**PROBLEMS TO WORK ON**
(1) In the cow dung fiber composite text, what accelerating voltage was used for the SEM observation of the fracture surfaces?
(2) For each statement below, decide whether the cow dung fiber composite text agrees with it, and answer yes or no with the deciding words quoted from the text. (a) The polymer composites were coated with gold before SEM analysis. (b) The mean and standard deviation of the test indicators came from three parallel tests. (c) The cow dung fiber composites were compared with composites made from corn stalk fibers and sisal fibers.

**TEXT UNDER STUDY**
== Segment start ==

2.9. Interfacial Morphology Analysis

The fracture surfaces of the tested polymer composites after the mechanical tests were observed by using SEM under an accelerating voltage of 20 kV. Prior to SEM analysis, these polymer composites were sputter-coated with a thin layer of gold.

2.10. Statistical Analysis

The statistical data in this paper were analyzed by the least significant difference (LSD) method using the Origin software. LSD was mainly used to determine whether there were significant differences among the different levels of one test factor and to compare the averages of different levels. The mean and standard deviation of the test indicators (including the density, water absorption, impact strength, and shear strength) were obtained from five parallel tests.

3. Results and Discussion

The discussions in this section mainly consist of two parts: the properties of cow dung fibers, including the SEM analysis, XRD analysis, and FTIR analysis, and the properties of cow dung fiber-reinforced resin-based polymer composites, including density, water absorption, impact strength, shear strength, and fracture surface analysis. To better evaluate the reinforcement potential of cow dung fibers, we further compared cow dung fiber composites with corn stalk fiber composites and sisal fiber composites. The detailed results and discussions are as follows.

== Segment end ==

[Recorded data]
== Segment start ==

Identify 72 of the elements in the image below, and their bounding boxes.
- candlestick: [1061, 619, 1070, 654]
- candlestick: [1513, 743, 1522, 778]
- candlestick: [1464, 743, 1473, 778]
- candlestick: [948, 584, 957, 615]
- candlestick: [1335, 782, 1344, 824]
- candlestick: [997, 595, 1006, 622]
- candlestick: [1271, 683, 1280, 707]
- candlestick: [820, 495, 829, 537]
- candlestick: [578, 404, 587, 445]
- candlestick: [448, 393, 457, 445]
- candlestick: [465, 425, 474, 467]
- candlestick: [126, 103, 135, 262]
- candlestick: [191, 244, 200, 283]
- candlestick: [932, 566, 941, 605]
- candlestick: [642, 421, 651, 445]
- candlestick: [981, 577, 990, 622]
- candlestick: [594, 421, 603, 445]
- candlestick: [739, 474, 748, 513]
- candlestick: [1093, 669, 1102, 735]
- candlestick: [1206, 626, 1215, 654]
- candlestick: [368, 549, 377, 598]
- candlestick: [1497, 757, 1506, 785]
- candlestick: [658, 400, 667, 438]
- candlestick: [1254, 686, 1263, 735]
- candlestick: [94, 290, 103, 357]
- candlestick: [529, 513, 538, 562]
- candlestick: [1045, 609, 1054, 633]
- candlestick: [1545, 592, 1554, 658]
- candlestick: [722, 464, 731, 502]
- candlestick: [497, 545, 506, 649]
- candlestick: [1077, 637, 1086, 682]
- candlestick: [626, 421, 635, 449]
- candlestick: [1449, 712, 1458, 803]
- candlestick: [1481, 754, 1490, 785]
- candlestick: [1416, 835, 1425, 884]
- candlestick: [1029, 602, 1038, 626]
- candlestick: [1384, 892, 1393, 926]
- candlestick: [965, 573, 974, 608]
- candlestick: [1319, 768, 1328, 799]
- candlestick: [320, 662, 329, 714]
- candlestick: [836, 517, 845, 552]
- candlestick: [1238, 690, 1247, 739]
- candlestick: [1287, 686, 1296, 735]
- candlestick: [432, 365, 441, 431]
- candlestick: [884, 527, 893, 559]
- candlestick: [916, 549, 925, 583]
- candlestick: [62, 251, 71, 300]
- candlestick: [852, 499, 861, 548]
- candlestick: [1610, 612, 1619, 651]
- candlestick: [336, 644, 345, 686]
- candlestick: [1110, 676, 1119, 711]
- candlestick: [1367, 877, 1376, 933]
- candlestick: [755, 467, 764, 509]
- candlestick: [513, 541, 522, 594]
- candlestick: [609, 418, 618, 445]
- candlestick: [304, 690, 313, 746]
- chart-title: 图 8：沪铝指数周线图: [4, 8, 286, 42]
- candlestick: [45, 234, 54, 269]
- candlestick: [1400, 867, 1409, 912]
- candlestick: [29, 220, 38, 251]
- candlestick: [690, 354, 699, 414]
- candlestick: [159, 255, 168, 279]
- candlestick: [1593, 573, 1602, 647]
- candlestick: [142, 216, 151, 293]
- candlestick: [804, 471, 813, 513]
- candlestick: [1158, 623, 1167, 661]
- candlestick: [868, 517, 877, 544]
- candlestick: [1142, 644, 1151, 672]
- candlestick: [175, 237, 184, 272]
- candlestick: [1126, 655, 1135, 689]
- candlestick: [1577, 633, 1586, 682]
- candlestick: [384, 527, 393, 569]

== Segment end ==

**SOLUTIONS TO THE PROBLEMS**
(1) 20 kV

(2)
(a) Yes: "these polymer composites were sputter-coated with a thin layer of gold."
(b) No: "were obtained from five parallel tests."
(c) Yes: "we further compared cow dung fiber composites with corn stalk fiber composites and sisal fiber composites."